## START RAW DATA

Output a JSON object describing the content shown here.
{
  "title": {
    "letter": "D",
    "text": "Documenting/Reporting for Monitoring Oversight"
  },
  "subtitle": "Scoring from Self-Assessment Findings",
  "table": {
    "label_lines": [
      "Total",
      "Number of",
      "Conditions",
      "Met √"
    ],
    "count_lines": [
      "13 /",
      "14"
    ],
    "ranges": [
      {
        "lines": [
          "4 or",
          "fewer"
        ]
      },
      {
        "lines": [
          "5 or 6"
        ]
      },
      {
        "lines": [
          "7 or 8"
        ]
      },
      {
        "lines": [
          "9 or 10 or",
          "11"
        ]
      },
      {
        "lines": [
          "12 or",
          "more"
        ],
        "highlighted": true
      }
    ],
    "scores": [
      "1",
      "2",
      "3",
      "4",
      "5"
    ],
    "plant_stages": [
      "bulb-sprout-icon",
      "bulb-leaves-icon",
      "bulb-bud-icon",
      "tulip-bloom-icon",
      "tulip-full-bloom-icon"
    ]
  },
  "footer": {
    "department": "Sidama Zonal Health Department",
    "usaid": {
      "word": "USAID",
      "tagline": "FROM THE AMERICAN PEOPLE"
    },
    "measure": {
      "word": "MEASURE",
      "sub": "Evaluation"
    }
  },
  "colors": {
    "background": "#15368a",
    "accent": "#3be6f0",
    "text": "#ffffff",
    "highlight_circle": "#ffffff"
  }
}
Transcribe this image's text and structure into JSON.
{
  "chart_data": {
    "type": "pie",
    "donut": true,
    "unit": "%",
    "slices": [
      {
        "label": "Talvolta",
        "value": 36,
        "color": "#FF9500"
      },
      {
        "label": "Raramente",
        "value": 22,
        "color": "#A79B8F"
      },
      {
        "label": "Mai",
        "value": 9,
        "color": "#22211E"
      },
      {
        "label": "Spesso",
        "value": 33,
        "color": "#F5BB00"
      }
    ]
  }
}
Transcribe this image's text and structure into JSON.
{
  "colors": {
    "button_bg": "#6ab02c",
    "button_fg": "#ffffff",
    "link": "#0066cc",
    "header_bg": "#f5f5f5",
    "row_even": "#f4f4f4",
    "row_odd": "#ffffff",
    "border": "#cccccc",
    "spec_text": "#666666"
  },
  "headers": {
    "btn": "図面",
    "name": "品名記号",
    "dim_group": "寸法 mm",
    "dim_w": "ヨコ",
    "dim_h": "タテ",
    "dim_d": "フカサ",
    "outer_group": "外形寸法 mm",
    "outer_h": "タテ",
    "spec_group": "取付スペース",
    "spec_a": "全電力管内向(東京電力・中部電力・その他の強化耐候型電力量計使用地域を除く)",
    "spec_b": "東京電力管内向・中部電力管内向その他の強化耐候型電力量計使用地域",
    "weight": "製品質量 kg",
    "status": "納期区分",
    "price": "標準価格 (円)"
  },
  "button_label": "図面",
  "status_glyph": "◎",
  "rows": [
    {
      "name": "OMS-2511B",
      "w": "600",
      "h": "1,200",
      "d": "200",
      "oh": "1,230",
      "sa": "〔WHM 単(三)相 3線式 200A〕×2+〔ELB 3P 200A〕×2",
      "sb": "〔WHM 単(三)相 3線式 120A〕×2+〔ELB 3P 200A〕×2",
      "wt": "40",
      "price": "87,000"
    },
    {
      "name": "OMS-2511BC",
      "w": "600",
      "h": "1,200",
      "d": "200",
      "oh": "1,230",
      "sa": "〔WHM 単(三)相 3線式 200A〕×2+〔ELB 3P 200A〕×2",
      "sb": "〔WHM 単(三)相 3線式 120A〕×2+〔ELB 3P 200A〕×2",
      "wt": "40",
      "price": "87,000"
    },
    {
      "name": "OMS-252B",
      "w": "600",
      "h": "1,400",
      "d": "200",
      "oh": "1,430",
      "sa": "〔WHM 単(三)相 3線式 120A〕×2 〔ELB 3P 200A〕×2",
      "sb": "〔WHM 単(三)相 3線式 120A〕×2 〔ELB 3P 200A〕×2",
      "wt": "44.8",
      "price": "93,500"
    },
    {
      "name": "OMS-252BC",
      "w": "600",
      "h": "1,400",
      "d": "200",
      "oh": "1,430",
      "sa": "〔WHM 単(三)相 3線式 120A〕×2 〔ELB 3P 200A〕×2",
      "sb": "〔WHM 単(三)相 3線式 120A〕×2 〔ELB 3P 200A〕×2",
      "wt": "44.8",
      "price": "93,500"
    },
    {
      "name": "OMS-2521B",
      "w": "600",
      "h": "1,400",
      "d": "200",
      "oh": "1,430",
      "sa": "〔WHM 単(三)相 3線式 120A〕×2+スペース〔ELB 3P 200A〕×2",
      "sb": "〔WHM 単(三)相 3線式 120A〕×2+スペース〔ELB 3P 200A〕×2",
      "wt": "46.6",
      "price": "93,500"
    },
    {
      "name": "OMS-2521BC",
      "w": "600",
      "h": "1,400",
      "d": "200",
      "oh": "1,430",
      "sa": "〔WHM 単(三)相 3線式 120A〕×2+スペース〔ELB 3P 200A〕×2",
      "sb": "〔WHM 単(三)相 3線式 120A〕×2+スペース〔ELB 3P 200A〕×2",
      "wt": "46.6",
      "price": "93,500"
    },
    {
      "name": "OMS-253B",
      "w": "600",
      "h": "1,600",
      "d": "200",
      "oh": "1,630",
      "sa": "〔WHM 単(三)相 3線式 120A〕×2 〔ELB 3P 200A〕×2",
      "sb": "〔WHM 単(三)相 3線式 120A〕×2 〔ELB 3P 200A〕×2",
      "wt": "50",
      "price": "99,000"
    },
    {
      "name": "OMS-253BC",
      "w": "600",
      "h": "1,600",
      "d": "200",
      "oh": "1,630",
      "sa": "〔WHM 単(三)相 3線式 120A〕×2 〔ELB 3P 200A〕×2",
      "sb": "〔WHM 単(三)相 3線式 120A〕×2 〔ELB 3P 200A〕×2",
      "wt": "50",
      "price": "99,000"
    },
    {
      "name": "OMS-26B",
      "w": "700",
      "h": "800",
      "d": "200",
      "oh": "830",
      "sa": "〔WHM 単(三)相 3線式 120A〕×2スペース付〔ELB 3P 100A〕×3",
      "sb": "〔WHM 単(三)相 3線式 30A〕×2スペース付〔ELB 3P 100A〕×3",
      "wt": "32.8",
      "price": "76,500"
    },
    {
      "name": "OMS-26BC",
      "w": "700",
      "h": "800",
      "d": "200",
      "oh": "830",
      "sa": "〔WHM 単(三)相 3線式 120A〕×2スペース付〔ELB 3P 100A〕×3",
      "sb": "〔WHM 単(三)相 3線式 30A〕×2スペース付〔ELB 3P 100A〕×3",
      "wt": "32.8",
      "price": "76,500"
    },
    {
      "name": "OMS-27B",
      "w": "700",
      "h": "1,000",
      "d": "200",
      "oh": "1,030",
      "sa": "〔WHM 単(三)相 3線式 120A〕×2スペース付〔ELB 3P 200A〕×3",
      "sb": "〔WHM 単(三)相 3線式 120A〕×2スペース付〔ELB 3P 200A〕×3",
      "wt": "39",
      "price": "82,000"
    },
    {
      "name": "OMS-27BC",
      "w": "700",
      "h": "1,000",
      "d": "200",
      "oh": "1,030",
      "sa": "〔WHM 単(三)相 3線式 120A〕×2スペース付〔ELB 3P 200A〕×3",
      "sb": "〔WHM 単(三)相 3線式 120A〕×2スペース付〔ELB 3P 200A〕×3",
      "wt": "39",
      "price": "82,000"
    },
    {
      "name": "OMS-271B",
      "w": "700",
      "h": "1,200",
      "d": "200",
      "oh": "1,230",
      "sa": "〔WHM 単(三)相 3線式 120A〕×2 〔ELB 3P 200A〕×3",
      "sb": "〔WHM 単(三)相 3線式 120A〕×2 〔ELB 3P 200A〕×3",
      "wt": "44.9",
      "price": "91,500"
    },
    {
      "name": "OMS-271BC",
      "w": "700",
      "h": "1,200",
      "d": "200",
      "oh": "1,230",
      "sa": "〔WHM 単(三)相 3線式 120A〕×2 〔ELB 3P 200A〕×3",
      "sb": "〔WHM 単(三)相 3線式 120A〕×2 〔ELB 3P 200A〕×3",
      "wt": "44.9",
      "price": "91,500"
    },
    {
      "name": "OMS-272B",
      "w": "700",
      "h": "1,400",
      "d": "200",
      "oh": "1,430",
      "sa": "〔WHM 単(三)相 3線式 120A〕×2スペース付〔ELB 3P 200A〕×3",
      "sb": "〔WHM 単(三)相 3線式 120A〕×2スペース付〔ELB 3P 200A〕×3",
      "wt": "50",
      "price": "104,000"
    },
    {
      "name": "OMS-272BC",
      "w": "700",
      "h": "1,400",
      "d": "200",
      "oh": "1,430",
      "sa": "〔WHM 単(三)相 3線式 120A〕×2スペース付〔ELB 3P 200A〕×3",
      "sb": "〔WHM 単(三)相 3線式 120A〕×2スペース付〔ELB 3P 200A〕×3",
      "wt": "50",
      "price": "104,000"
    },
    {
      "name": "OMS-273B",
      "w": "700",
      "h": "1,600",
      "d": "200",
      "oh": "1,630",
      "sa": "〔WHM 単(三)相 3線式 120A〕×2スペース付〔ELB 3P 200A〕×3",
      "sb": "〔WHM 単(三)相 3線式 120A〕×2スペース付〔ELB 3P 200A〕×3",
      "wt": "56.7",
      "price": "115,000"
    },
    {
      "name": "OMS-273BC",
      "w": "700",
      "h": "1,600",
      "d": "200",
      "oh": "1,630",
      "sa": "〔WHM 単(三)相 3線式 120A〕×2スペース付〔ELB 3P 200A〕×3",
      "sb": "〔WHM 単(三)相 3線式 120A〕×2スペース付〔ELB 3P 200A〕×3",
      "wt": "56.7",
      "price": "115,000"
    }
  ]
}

## END RAW DATA

## WORK TO DO
Pull out all lines from the listing that contain the string "ffffff".

## REPLY
    "text": "#ffffff",
    "highlight_circle": "#ffffff"
    "button_fg": "#ffffff",
    "row_odd": "#ffffff",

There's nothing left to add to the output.